# RAW DATA
------------------------------------------------------------------------

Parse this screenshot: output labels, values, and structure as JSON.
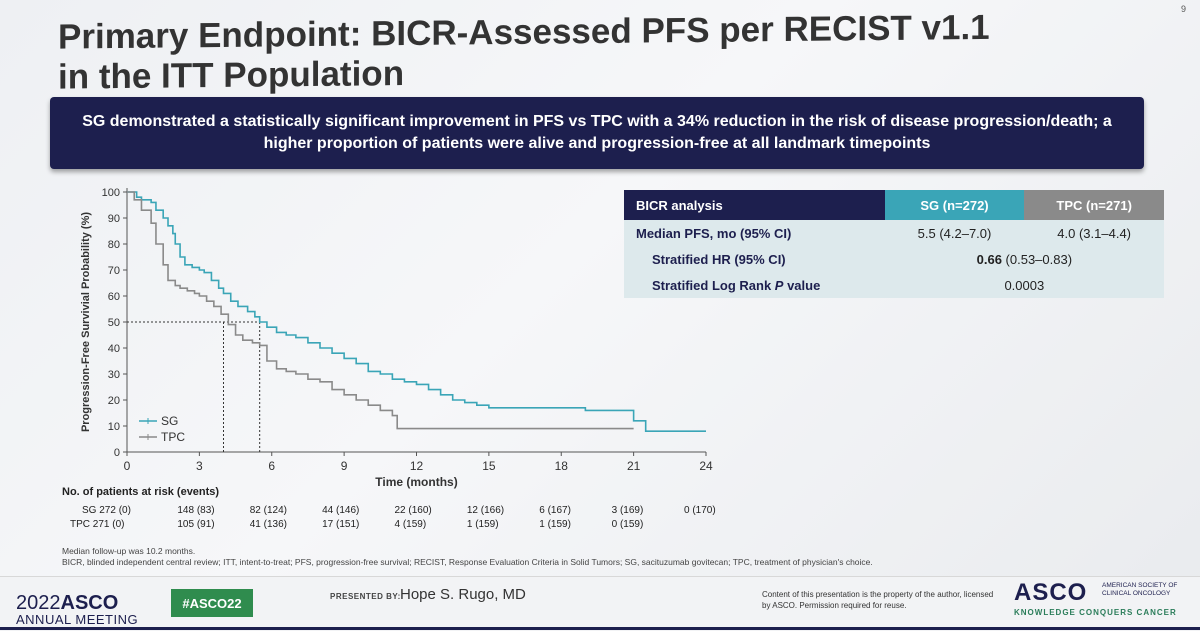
{
  "slide": {
    "number": "9",
    "title_line1": "Primary Endpoint: BICR-Assessed PFS per RECIST v1.1",
    "title_line2": "in the ITT Population",
    "banner": "SG demonstrated a statistically significant improvement in PFS vs TPC with a 34% reduction in the risk of disease progression/death; a higher proportion of patients were alive and progression-free at all landmark timepoints"
  },
  "chart_data": {
    "type": "line",
    "title": "",
    "xlabel": "Time (months)",
    "ylabel": "Progression-Free Survivial Probability (%)",
    "xlim": [
      0,
      24
    ],
    "ylim": [
      0,
      100
    ],
    "xticks": [
      0,
      3,
      6,
      9,
      12,
      15,
      18,
      21,
      24
    ],
    "yticks": [
      0,
      10,
      20,
      30,
      40,
      50,
      60,
      70,
      80,
      90,
      100
    ],
    "median_line_y": 50,
    "median_x": [
      4.0,
      5.5
    ],
    "legend": [
      "SG",
      "TPC"
    ],
    "legend_position": "bottom-left",
    "series": [
      {
        "name": "SG",
        "color": "#3aa5b7",
        "x": [
          0,
          0.4,
          0.6,
          1.0,
          1.2,
          1.5,
          1.7,
          1.9,
          2.0,
          2.2,
          2.4,
          2.7,
          3.0,
          3.2,
          3.5,
          3.8,
          4.0,
          4.3,
          4.6,
          5.0,
          5.3,
          5.5,
          5.8,
          6.2,
          6.6,
          7.0,
          7.5,
          8.0,
          8.5,
          9.0,
          9.5,
          10.0,
          10.5,
          11.0,
          11.5,
          12.0,
          12.5,
          13.0,
          13.5,
          14.0,
          14.5,
          15.0,
          16.0,
          17.0,
          18.0,
          19.0,
          20.0,
          20.8,
          21.0,
          21.5,
          22.5,
          23.5,
          24.0
        ],
        "y": [
          100,
          98,
          97,
          96,
          93,
          90,
          87,
          84,
          80,
          75,
          72,
          71,
          70,
          69,
          66,
          63,
          61,
          58,
          56,
          54,
          52,
          50,
          48,
          46,
          45,
          44,
          42,
          40,
          38,
          36,
          34,
          31,
          30,
          28,
          27,
          26,
          24,
          22,
          20,
          19,
          18,
          17,
          17,
          17,
          17,
          16,
          16,
          16,
          12,
          8,
          8,
          8,
          8
        ]
      },
      {
        "name": "TPC",
        "color": "#8a8a8a",
        "x": [
          0,
          0.3,
          0.6,
          1.0,
          1.2,
          1.5,
          1.7,
          2.0,
          2.2,
          2.5,
          2.8,
          3.0,
          3.3,
          3.6,
          3.9,
          4.2,
          4.5,
          4.8,
          5.2,
          5.5,
          5.8,
          6.2,
          6.6,
          7.0,
          7.5,
          8.0,
          8.5,
          9.0,
          9.5,
          10.0,
          10.5,
          11.0,
          11.2,
          12.0,
          13.0,
          14.0,
          15.0,
          16.0,
          17.0,
          18.0,
          19.0,
          20.0,
          21.0
        ],
        "y": [
          100,
          97,
          93,
          88,
          80,
          72,
          66,
          64,
          63,
          62,
          61,
          60,
          58,
          56,
          53,
          49,
          45,
          43,
          42,
          41,
          35,
          32,
          31,
          30,
          28,
          27,
          24,
          22,
          20,
          18,
          16,
          14,
          9,
          9,
          9,
          9,
          9,
          9,
          9,
          9,
          9,
          9,
          9
        ]
      }
    ],
    "at_risk_title": "No. of patients at risk (events)",
    "at_risk": [
      {
        "label": "SG  272 (0)",
        "values": [
          "148 (83)",
          "82 (124)",
          "44 (146)",
          "22 (160)",
          "12 (166)",
          "6 (167)",
          "3 (169)",
          "0 (170)"
        ]
      },
      {
        "label": "TPC  271 (0)",
        "values": [
          "105 (91)",
          "41 (136)",
          "17 (151)",
          "4 (159)",
          "1 (159)",
          "1 (159)",
          "0 (159)"
        ]
      }
    ]
  },
  "bicr_table": {
    "header": [
      "BICR analysis",
      "SG (n=272)",
      "TPC (n=271)"
    ],
    "rows": [
      {
        "label": "Median PFS, mo (95% CI)",
        "sg": "5.5 (4.2–7.0)",
        "tpc": "4.0 (3.1–4.4)"
      },
      {
        "label": "Stratified HR (95% CI)",
        "combined_bold": "0.66",
        "combined_rest": " (0.53–0.83)"
      },
      {
        "label_pre": "Stratified Log Rank ",
        "label_italic": "P",
        "label_post": " value",
        "combined": "0.0003"
      }
    ]
  },
  "footnote": {
    "line1": "Median follow-up was 10.2 months.",
    "line2": "BICR, blinded independent central review; ITT, intent-to-treat; PFS, progression-free survival; RECIST, Response Evaluation Criteria in Solid Tumors; SG, sacituzumab govitecan; TPC, treatment of physician's choice."
  },
  "footer": {
    "year": "2022",
    "asco": "ASCO",
    "annual": "ANNUAL MEETING",
    "hashtag": "#ASCO22",
    "presented_by": "PRESENTED BY:",
    "presenter": "Hope S. Rugo, MD",
    "property": "Content of this presentation is the property of the author, licensed by ASCO. Permission required for reuse.",
    "asco_big": "ASCO",
    "society": "AMERICAN SOCIETY OF CLINICAL ONCOLOGY",
    "tagline": "KNOWLEDGE CONQUERS CANCER"
  }
}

------------------------------------------------------------------------

# WHAT IS NEEDED
Set down every entry above without alteration, but print no images.

# EXERCISE OUTPUT
Parse this screenshot: output labels, values, and structure as JSON.
{
  "slide": {
    "number": "9",
    "title_line1": "Primary Endpoint: BICR-Assessed PFS per RECIST v1.1",
    "title_line2": "in the ITT Population",
    "banner": "SG demonstrated a statistically significant improvement in PFS vs TPC with a 34% reduction in the risk of disease progression/death; a higher proportion of patients were alive and progression-free at all landmark timepoints"
  },
  "chart_data": {
    "type": "line",
    "title": "",
    "xlabel": "Time (months)",
    "ylabel": "Progression-Free Survivial Probability (%)",
    "xlim": [
      0,
      24
    ],
    "ylim": [
      0,
      100
    ],
    "xticks": [
      0,
      3,
      6,
      9,
      12,
      15,
      18,
      21,
      24
    ],
    "yticks": [
      0,
      10,
      20,
      30,
      40,
      50,
      60,
      70,
      80,
      90,
      100
    ],
    "median_line_y": 50,
    "median_x": [
      4.0,
      5.5
    ],
    "legend": [
      "SG",
      "TPC"
    ],
    "legend_position": "bottom-left",
    "series": [
      {
        "name": "SG",
        "color": "#3aa5b7",
        "x": [
          0,
          0.4,
          0.6,
          1.0,
          1.2,
          1.5,
          1.7,
          1.9,
          2.0,
          2.2,
          2.4,
          2.7,
          3.0,
          3.2,
          3.5,
          3.8,
          4.0,
          4.3,
          4.6,
          5.0,
          5.3,
          5.5,
          5.8,
          6.2,
          6.6,
          7.0,
          7.5,
          8.0,
          8.5,
          9.0,
          9.5,
          10.0,
          10.5,
          11.0,
          11.5,
          12.0,
          12.5,
          13.0,
          13.5,
          14.0,
          14.5,
          15.0,
          16.0,
          17.0,
          18.0,
          19.0,
          20.0,
          20.8,
          21.0,
          21.5,
          22.5,
          23.5,
          24.0
        ],
        "y": [
          100,
          98,
          97,
          96,
          93,
          90,
          87,
          84,
          80,
          75,
          72,
          71,
          70,
          69,
          66,
          63,
          61,
          58,
          56,
          54,
          52,
          50,
          48,
          46,
          45,
          44,
          42,
          40,
          38,
          36,
          34,
          31,
          30,
          28,
          27,
          26,
          24,
          22,
          20,
          19,
          18,
          17,
          17,
          17,
          17,
          16,
          16,
          16,
          12,
          8,
          8,
          8,
          8
        ]
      },
      {
        "name": "TPC",
        "color": "#8a8a8a",
        "x": [
          0,
          0.3,
          0.6,
          1.0,
          1.2,
          1.5,
          1.7,
          2.0,
          2.2,
          2.5,
          2.8,
          3.0,
          3.3,
          3.6,
          3.9,
          4.2,
          4.5,
          4.8,
          5.2,
          5.5,
          5.8,
          6.2,
          6.6,
          7.0,
          7.5,
          8.0,
          8.5,
          9.0,
          9.5,
          10.0,
          10.5,
          11.0,
          11.2,
          12.0,
          13.0,
          14.0,
          15.0,
          16.0,
          17.0,
          18.0,
          19.0,
          20.0,
          21.0
        ],
        "y": [
          100,
          97,
          93,
          88,
          80,
          72,
          66,
          64,
          63,
          62,
          61,
          60,
          58,
          56,
          53,
          49,
          45,
          43,
          42,
          41,
          35,
          32,
          31,
          30,
          28,
          27,
          24,
          22,
          20,
          18,
          16,
          14,
          9,
          9,
          9,
          9,
          9,
          9,
          9,
          9,
          9,
          9,
          9
        ]
      }
    ],
    "at_risk_title": "No. of patients at risk (events)",
    "at_risk": [
      {
        "label": "SG  272 (0)",
        "values": [
          "148 (83)",
          "82 (124)",
          "44 (146)",
          "22 (160)",
          "12 (166)",
          "6 (167)",
          "3 (169)",
          "0 (170)"
        ]
      },
      {
        "label": "TPC  271 (0)",
        "values": [
          "105 (91)",
          "41 (136)",
          "17 (151)",
          "4 (159)",
          "1 (159)",
          "1 (159)",
          "0 (159)"
        ]
      }
    ]
  },
  "bicr_table": {
    "header": [
      "BICR analysis",
      "SG (n=272)",
      "TPC (n=271)"
    ],
    "rows": [
      {
        "label": "Median PFS, mo (95% CI)",
        "sg": "5.5 (4.2–7.0)",
        "tpc": "4.0 (3.1–4.4)"
      },
      {
        "label": "Stratified HR (95% CI)",
        "combined_bold": "0.66",
        "combined_rest": " (0.53–0.83)"
      },
      {
        "label_pre": "Stratified Log Rank ",
        "label_italic": "P",
        "label_post": " value",
        "combined": "0.0003"
      }
    ]
  },
  "footnote": {
    "line1": "Median follow-up was 10.2 months.",
    "line2": "BICR, blinded independent central review; ITT, intent-to-treat; PFS, progression-free survival; RECIST, Response Evaluation Criteria in Solid Tumors; SG, sacituzumab govitecan; TPC, treatment of physician's choice."
  },
  "footer": {
    "year": "2022",
    "asco": "ASCO",
    "annual": "ANNUAL MEETING",
    "hashtag": "#ASCO22",
    "presented_by": "PRESENTED BY:",
    "presenter": "Hope S. Rugo, MD",
    "property": "Content of this presentation is the property of the author, licensed by ASCO. Permission required for reuse.",
    "asco_big": "ASCO",
    "society": "AMERICAN SOCIETY OF CLINICAL ONCOLOGY",
    "tagline": "KNOWLEDGE CONQUERS CANCER"
  }
}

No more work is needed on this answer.